» Instructions for the task: Copy every record below, exactly as written.

(Dataset rows)
►
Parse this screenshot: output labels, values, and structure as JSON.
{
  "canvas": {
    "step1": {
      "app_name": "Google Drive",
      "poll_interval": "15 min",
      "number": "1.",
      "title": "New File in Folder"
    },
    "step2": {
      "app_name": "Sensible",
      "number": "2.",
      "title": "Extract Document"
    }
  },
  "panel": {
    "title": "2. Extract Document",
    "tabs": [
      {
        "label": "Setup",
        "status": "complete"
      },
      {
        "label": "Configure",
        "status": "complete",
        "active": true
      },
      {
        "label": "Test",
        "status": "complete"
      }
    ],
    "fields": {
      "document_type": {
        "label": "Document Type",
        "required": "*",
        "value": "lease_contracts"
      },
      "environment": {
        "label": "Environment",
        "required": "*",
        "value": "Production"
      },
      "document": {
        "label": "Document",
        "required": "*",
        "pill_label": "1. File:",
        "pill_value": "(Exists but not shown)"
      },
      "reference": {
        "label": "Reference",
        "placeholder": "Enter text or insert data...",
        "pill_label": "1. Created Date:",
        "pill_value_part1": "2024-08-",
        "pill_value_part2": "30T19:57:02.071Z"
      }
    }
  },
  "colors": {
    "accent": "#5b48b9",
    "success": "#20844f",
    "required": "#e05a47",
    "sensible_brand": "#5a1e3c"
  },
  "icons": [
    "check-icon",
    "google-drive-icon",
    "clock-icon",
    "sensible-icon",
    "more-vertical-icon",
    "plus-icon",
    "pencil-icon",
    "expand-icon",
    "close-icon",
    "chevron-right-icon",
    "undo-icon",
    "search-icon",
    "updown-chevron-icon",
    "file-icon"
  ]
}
◄
» Exercise solution:
Parse this screenshot: output labels, values, and structure as JSON.
{
  "canvas": {
    "step1": {
      "app_name": "Google Drive",
      "poll_interval": "15 min",
      "number": "1.",
      "title": "New File in Folder"
    },
    "step2": {
      "app_name": "Sensible",
      "number": "2.",
      "title": "Extract Document"
    }
  },
  "panel": {
    "title": "2. Extract Document",
    "tabs": [
      {
        "label": "Setup",
        "status": "complete"
      },
      {
        "label": "Configure",
        "status": "complete",
        "active": true
      },
      {
        "label": "Test",
        "status": "complete"
      }
    ],
    "fields": {
      "document_type": {
        "label": "Document Type",
        "required": "*",
        "value": "lease_contracts"
      },
      "environment": {
        "label": "Environment",
        "required": "*",
        "value": "Production"
      },
      "document": {
        "label": "Document",
        "required": "*",
        "pill_label": "1. File:",
        "pill_value": "(Exists but not shown)"
      },
      "reference": {
        "label": "Reference",
        "placeholder": "Enter text or insert data...",
        "pill_label": "1. Created Date:",
        "pill_value_part1": "2024-08-",
        "pill_value_part2": "30T19:57:02.071Z"
      }
    }
  },
  "colors": {
    "accent": "#5b48b9",
    "success": "#20844f",
    "required": "#e05a47",
    "sensible_brand": "#5a1e3c"
  },
  "icons": [
    "check-icon",
    "google-drive-icon",
    "clock-icon",
    "sensible-icon",
    "more-vertical-icon",
    "plus-icon",
    "pencil-icon",
    "expand-icon",
    "close-icon",
    "chevron-right-icon",
    "undo-icon",
    "search-icon",
    "updown-chevron-icon",
    "file-icon"
  ]
}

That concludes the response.